The request
Can you reproduce the data beneath, keeping every line exact?

Extracted data

>> begin

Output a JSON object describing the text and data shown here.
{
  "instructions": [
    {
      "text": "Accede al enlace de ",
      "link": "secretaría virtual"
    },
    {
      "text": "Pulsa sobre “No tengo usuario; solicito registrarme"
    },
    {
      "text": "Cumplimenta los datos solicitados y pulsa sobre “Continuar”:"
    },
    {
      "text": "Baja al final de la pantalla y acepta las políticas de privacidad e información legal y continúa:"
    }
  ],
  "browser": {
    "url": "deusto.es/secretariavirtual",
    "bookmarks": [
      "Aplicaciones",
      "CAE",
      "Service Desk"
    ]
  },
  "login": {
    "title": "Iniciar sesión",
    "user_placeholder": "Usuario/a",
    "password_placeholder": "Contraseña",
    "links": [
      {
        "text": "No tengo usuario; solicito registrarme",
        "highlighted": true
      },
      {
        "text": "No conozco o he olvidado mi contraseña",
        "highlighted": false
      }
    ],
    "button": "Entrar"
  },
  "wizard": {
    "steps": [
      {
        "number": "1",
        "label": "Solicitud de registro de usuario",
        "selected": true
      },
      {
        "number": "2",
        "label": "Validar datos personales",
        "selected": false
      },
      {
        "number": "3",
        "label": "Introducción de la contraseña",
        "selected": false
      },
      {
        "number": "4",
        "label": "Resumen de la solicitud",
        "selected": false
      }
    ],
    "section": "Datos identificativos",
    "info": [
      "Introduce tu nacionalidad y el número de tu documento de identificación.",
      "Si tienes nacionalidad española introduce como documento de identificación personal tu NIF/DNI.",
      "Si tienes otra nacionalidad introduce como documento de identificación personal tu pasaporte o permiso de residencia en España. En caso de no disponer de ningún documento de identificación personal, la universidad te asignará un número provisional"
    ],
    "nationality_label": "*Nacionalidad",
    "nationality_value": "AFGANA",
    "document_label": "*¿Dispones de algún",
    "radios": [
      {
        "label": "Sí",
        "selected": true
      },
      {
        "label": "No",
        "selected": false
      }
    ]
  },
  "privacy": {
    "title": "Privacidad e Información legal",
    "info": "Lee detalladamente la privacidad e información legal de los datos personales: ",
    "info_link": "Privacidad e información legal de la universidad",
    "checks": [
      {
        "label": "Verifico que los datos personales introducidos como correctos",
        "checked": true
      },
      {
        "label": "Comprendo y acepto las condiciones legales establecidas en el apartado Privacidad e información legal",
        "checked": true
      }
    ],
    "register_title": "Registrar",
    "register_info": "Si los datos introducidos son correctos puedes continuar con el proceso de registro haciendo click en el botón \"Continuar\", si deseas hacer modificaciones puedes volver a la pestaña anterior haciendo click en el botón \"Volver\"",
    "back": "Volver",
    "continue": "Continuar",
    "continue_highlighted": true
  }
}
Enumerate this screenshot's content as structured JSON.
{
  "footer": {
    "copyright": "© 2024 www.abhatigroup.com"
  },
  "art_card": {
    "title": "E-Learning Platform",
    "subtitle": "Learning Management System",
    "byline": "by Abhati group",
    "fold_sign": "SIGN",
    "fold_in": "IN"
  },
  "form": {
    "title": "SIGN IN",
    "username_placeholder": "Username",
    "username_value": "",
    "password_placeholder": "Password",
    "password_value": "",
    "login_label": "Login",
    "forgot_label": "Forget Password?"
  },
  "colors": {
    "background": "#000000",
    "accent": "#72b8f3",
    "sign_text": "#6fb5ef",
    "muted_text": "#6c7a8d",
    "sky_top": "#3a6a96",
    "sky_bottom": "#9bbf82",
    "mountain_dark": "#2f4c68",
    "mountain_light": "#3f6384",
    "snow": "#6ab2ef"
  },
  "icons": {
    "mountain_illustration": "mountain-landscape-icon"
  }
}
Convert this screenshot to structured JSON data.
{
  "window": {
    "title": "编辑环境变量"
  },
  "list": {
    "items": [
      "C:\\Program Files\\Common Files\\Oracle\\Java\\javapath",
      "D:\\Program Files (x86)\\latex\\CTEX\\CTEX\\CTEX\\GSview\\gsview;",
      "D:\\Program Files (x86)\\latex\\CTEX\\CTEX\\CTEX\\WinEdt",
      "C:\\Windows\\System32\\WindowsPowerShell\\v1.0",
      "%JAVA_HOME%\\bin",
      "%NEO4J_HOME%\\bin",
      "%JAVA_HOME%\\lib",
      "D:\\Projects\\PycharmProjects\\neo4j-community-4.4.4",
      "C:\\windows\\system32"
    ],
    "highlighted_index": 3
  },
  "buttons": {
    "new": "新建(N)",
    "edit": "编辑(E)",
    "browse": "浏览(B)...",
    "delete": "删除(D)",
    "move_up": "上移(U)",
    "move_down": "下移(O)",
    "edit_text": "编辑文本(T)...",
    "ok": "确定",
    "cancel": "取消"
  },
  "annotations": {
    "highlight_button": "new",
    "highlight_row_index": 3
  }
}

>> end

Response below
Output a JSON object describing the text and data shown here.
{
  "instructions": [
    {
      "text": "Accede al enlace de ",
      "link": "secretaría virtual"
    },
    {
      "text": "Pulsa sobre “No tengo usuario; solicito registrarme"
    },
    {
      "text": "Cumplimenta los datos solicitados y pulsa sobre “Continuar”:"
    },
    {
      "text": "Baja al final de la pantalla y acepta las políticas de privacidad e información legal y continúa:"
    }
  ],
  "browser": {
    "url": "deusto.es/secretariavirtual",
    "bookmarks": [
      "Aplicaciones",
      "CAE",
      "Service Desk"
    ]
  },
  "login": {
    "title": "Iniciar sesión",
    "user_placeholder": "Usuario/a",
    "password_placeholder": "Contraseña",
    "links": [
      {
        "text": "No tengo usuario; solicito registrarme",
        "highlighted": true
      },
      {
        "text": "No conozco o he olvidado mi contraseña",
        "highlighted": false
      }
    ],
    "button": "Entrar"
  },
  "wizard": {
    "steps": [
      {
        "number": "1",
        "label": "Solicitud de registro de usuario",
        "selected": true
      },
      {
        "number": "2",
        "label": "Validar datos personales",
        "selected": false
      },
      {
        "number": "3",
        "label": "Introducción de la contraseña",
        "selected": false
      },
      {
        "number": "4",
        "label": "Resumen de la solicitud",
        "selected": false
      }
    ],
    "section": "Datos identificativos",
    "info": [
      "Introduce tu nacionalidad y el número de tu documento de identificación.",
      "Si tienes nacionalidad española introduce como documento de identificación personal tu NIF/DNI.",
      "Si tienes otra nacionalidad introduce como documento de identificación personal tu pasaporte o permiso de residencia en España. En caso de no disponer de ningún documento de identificación personal, la universidad te asignará un número provisional"
    ],
    "nationality_label": "*Nacionalidad",
    "nationality_value": "AFGANA",
    "document_label": "*¿Dispones de algún",
    "radios": [
      {
        "label": "Sí",
        "selected": true
      },
      {
        "label": "No",
        "selected": false
      }
    ]
  },
  "privacy": {
    "title": "Privacidad e Información legal",
    "info": "Lee detalladamente la privacidad e información legal de los datos personales: ",
    "info_link": "Privacidad e información legal de la universidad",
    "checks": [
      {
        "label": "Verifico que los datos personales introducidos como correctos",
        "checked": true
      },
      {
        "label": "Comprendo y acepto las condiciones legales establecidas en el apartado Privacidad e información legal",
        "checked": true
      }
    ],
    "register_title": "Registrar",
    "register_info": "Si los datos introducidos son correctos puedes continuar con el proceso de registro haciendo click en el botón \"Continuar\", si deseas hacer modificaciones puedes volver a la pestaña anterior haciendo click en el botón \"Volver\"",
    "back": "Volver",
    "continue": "Continuar",
    "continue_highlighted": true
  }
}
Enumerate this screenshot's content as structured JSON.
{
  "footer": {
    "copyright": "© 2024 www.abhatigroup.com"
  },
  "art_card": {
    "title": "E-Learning Platform",
    "subtitle": "Learning Management System",
    "byline": "by Abhati group",
    "fold_sign": "SIGN",
    "fold_in": "IN"
  },
  "form": {
    "title": "SIGN IN",
    "username_placeholder": "Username",
    "username_value": "",
    "password_placeholder": "Password",
    "password_value": "",
    "login_label": "Login",
    "forgot_label": "Forget Password?"
  },
  "colors": {
    "background": "#000000",
    "accent": "#72b8f3",
    "sign_text": "#6fb5ef",
    "muted_text": "#6c7a8d",
    "sky_top": "#3a6a96",
    "sky_bottom": "#9bbf82",
    "mountain_dark": "#2f4c68",
    "mountain_light": "#3f6384",
    "snow": "#6ab2ef"
  },
  "icons": {
    "mountain_illustration": "mountain-landscape-icon"
  }
}
Convert this screenshot to structured JSON data.
{
  "window": {
    "title": "编辑环境变量"
  },
  "list": {
    "items": [
      "C:\\Program Files\\Common Files\\Oracle\\Java\\javapath",
      "D:\\Program Files (x86)\\latex\\CTEX\\CTEX\\CTEX\\GSview\\gsview;",
      "D:\\Program Files (x86)\\latex\\CTEX\\CTEX\\CTEX\\WinEdt",
      "C:\\Windows\\System32\\WindowsPowerShell\\v1.0",
      "%JAVA_HOME%\\bin",
      "%NEO4J_HOME%\\bin",
      "%JAVA_HOME%\\lib",
      "D:\\Projects\\PycharmProjects\\neo4j-community-4.4.4",
      "C:\\windows\\system32"
    ],
    "highlighted_index": 3
  },
  "buttons": {
    "new": "新建(N)",
    "edit": "编辑(E)",
    "browse": "浏览(B)...",
    "delete": "删除(D)",
    "move_up": "上移(U)",
    "move_down": "下移(O)",
    "edit_text": "编辑文本(T)...",
    "ok": "确定",
    "cancel": "取消"
  },
  "annotations": {
    "highlight_button": "new",
    "highlight_row_index": 3
  }
}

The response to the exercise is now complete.